* **What is being asked**:
Return all of the entries exactly as written.

>> Begin Record list

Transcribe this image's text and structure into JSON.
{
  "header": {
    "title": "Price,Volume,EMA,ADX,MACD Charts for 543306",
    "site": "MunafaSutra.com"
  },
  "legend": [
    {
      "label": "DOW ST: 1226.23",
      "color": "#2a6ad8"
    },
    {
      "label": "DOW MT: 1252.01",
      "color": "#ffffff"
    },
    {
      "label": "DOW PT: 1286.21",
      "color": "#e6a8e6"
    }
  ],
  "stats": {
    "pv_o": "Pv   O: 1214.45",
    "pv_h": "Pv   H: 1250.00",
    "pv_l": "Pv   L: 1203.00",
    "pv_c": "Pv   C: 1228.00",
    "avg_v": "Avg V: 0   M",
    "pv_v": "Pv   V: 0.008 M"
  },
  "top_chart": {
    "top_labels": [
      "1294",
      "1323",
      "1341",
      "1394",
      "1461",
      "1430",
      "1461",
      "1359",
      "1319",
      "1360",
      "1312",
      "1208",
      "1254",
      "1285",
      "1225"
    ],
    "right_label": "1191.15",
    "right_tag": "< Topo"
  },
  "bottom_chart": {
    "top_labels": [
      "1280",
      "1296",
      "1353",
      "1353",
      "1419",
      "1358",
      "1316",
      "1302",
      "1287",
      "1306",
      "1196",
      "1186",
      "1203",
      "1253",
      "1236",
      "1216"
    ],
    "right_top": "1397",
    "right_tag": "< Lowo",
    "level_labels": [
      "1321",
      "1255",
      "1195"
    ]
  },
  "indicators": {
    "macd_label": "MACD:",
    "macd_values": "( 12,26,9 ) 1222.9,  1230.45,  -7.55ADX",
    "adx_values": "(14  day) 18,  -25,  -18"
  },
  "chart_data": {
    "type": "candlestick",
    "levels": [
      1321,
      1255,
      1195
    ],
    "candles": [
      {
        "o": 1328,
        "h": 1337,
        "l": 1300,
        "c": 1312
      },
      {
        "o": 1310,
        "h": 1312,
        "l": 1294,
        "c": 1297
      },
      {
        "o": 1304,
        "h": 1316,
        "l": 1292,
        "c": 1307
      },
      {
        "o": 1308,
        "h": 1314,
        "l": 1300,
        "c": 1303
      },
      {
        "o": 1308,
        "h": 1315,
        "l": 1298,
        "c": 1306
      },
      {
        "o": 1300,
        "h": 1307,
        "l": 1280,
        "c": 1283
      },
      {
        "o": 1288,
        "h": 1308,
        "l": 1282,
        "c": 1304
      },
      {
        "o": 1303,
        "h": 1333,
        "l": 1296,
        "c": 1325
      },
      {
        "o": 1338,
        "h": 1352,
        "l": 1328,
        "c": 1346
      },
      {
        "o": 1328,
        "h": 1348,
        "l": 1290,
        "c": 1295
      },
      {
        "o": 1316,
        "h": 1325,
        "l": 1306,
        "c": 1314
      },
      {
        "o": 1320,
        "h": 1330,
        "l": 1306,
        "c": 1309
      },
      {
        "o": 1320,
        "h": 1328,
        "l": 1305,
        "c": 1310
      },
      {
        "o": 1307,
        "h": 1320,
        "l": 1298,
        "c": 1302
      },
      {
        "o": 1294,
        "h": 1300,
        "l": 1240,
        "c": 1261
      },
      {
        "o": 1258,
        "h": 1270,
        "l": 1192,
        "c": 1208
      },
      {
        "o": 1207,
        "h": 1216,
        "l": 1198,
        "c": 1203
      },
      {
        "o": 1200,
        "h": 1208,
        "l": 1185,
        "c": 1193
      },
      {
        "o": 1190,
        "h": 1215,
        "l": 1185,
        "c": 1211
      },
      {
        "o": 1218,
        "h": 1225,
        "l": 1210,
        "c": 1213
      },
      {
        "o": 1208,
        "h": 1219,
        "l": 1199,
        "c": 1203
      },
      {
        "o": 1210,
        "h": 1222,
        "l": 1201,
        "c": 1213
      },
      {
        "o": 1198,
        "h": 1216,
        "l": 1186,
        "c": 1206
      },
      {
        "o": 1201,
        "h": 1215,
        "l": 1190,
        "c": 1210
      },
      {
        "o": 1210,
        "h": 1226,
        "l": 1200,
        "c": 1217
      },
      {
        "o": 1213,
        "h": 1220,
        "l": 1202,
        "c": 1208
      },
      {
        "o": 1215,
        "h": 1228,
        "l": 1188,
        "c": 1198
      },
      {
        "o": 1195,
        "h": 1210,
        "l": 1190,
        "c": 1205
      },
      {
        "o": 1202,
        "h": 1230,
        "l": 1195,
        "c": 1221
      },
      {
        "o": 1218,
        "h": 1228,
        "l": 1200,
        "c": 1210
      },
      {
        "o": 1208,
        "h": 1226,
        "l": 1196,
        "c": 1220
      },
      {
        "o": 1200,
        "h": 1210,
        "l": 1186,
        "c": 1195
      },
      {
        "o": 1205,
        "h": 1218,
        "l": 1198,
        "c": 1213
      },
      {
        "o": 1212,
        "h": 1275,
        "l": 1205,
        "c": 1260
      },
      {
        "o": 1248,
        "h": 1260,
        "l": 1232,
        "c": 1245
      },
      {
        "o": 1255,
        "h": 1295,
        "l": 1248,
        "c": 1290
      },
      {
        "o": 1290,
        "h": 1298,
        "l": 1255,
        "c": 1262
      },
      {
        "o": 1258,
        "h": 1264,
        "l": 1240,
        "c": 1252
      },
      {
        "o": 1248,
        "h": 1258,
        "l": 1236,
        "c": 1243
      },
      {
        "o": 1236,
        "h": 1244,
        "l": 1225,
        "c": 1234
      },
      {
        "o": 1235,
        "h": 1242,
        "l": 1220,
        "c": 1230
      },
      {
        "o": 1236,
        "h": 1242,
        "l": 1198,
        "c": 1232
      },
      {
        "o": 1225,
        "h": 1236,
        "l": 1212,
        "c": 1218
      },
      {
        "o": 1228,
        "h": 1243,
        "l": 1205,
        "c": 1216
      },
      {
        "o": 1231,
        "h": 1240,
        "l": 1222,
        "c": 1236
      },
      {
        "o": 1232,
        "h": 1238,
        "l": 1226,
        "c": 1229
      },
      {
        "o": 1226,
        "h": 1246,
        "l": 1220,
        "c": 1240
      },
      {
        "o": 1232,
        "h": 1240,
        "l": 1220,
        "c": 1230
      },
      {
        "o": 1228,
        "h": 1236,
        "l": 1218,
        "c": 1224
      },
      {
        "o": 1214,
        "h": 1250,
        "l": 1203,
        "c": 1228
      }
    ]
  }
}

>> End Record list

* **Exercise answer**:
Transcribe this image's text and structure into JSON.
{
  "header": {
    "title": "Price,Volume,EMA,ADX,MACD Charts for 543306",
    "site": "MunafaSutra.com"
  },
  "legend": [
    {
      "label": "DOW ST: 1226.23",
      "color": "#2a6ad8"
    },
    {
      "label": "DOW MT: 1252.01",
      "color": "#ffffff"
    },
    {
      "label": "DOW PT: 1286.21",
      "color": "#e6a8e6"
    }
  ],
  "stats": {
    "pv_o": "Pv   O: 1214.45",
    "pv_h": "Pv   H: 1250.00",
    "pv_l": "Pv   L: 1203.00",
    "pv_c": "Pv   C: 1228.00",
    "avg_v": "Avg V: 0   M",
    "pv_v": "Pv   V: 0.008 M"
  },
  "top_chart": {
    "top_labels": [
      "1294",
      "1323",
      "1341",
      "1394",
      "1461",
      "1430",
      "1461",
      "1359",
      "1319",
      "1360",
      "1312",
      "1208",
      "1254",
      "1285",
      "1225"
    ],
    "right_label": "1191.15",
    "right_tag": "< Topo"
  },
  "bottom_chart": {
    "top_labels": [
      "1280",
      "1296",
      "1353",
      "1353",
      "1419",
      "1358",
      "1316",
      "1302",
      "1287",
      "1306",
      "1196",
      "1186",
      "1203",
      "1253",
      "1236",
      "1216"
    ],
    "right_top": "1397",
    "right_tag": "< Lowo",
    "level_labels": [
      "1321",
      "1255",
      "1195"
    ]
  },
  "indicators": {
    "macd_label": "MACD:",
    "macd_values": "( 12,26,9 ) 1222.9,  1230.45,  -7.55ADX",
    "adx_values": "(14  day) 18,  -25,  -18"
  },
  "chart_data": {
    "type": "candlestick",
    "levels": [
      1321,
      1255,
      1195
    ],
    "candles": [
      {
        "o": 1328,
        "h": 1337,
        "l": 1300,
        "c": 1312
      },
      {
        "o": 1310,
        "h": 1312,
        "l": 1294,
        "c": 1297
      },
      {
        "o": 1304,
        "h": 1316,
        "l": 1292,
        "c": 1307
      },
      {
        "o": 1308,
        "h": 1314,
        "l": 1300,
        "c": 1303
      },
      {
        "o": 1308,
        "h": 1315,
        "l": 1298,
        "c": 1306
      },
      {
        "o": 1300,
        "h": 1307,
        "l": 1280,
        "c": 1283
      },
      {
        "o": 1288,
        "h": 1308,
        "l": 1282,
        "c": 1304
      },
      {
        "o": 1303,
        "h": 1333,
        "l": 1296,
        "c": 1325
      },
      {
        "o": 1338,
        "h": 1352,
        "l": 1328,
        "c": 1346
      },
      {
        "o": 1328,
        "h": 1348,
        "l": 1290,
        "c": 1295
      },
      {
        "o": 1316,
        "h": 1325,
        "l": 1306,
        "c": 1314
      },
      {
        "o": 1320,
        "h": 1330,
        "l": 1306,
        "c": 1309
      },
      {
        "o": 1320,
        "h": 1328,
        "l": 1305,
        "c": 1310
      },
      {
        "o": 1307,
        "h": 1320,
        "l": 1298,
        "c": 1302
      },
      {
        "o": 1294,
        "h": 1300,
        "l": 1240,
        "c": 1261
      },
      {
        "o": 1258,
        "h": 1270,
        "l": 1192,
        "c": 1208
      },
      {
        "o": 1207,
        "h": 1216,
        "l": 1198,
        "c": 1203
      },
      {
        "o": 1200,
        "h": 1208,
        "l": 1185,
        "c": 1193
      },
      {
        "o": 1190,
        "h": 1215,
        "l": 1185,
        "c": 1211
      },
      {
        "o": 1218,
        "h": 1225,
        "l": 1210,
        "c": 1213
      },
      {
        "o": 1208,
        "h": 1219,
        "l": 1199,
        "c": 1203
      },
      {
        "o": 1210,
        "h": 1222,
        "l": 1201,
        "c": 1213
      },
      {
        "o": 1198,
        "h": 1216,
        "l": 1186,
        "c": 1206
      },
      {
        "o": 1201,
        "h": 1215,
        "l": 1190,
        "c": 1210
      },
      {
        "o": 1210,
        "h": 1226,
        "l": 1200,
        "c": 1217
      },
      {
        "o": 1213,
        "h": 1220,
        "l": 1202,
        "c": 1208
      },
      {
        "o": 1215,
        "h": 1228,
        "l": 1188,
        "c": 1198
      },
      {
        "o": 1195,
        "h": 1210,
        "l": 1190,
        "c": 1205
      },
      {
        "o": 1202,
        "h": 1230,
        "l": 1195,
        "c": 1221
      },
      {
        "o": 1218,
        "h": 1228,
        "l": 1200,
        "c": 1210
      },
      {
        "o": 1208,
        "h": 1226,
        "l": 1196,
        "c": 1220
      },
      {
        "o": 1200,
        "h": 1210,
        "l": 1186,
        "c": 1195
      },
      {
        "o": 1205,
        "h": 1218,
        "l": 1198,
        "c": 1213
      },
      {
        "o": 1212,
        "h": 1275,
        "l": 1205,
        "c": 1260
      },
      {
        "o": 1248,
        "h": 1260,
        "l": 1232,
        "c": 1245
      },
      {
        "o": 1255,
        "h": 1295,
        "l": 1248,
        "c": 1290
      },
      {
        "o": 1290,
        "h": 1298,
        "l": 1255,
        "c": 1262
      },
      {
        "o": 1258,
        "h": 1264,
        "l": 1240,
        "c": 1252
      },
      {
        "o": 1248,
        "h": 1258,
        "l": 1236,
        "c": 1243
      },
      {
        "o": 1236,
        "h": 1244,
        "l": 1225,
        "c": 1234
      },
      {
        "o": 1235,
        "h": 1242,
        "l": 1220,
        "c": 1230
      },
      {
        "o": 1236,
        "h": 1242,
        "l": 1198,
        "c": 1232
      },
      {
        "o": 1225,
        "h": 1236,
        "l": 1212,
        "c": 1218
      },
      {
        "o": 1228,
        "h": 1243,
        "l": 1205,
        "c": 1216
      },
      {
        "o": 1231,
        "h": 1240,
        "l": 1222,
        "c": 1236
      },
      {
        "o": 1232,
        "h": 1238,
        "l": 1226,
        "c": 1229
      },
      {
        "o": 1226,
        "h": 1246,
        "l": 1220,
        "c": 1240
      },
      {
        "o": 1232,
        "h": 1240,
        "l": 1220,
        "c": 1230
      },
      {
        "o": 1228,
        "h": 1236,
        "l": 1218,
        "c": 1224
      },
      {
        "o": 1214,
        "h": 1250,
        "l": 1203,
        "c": 1228
      }
    ]
  }
}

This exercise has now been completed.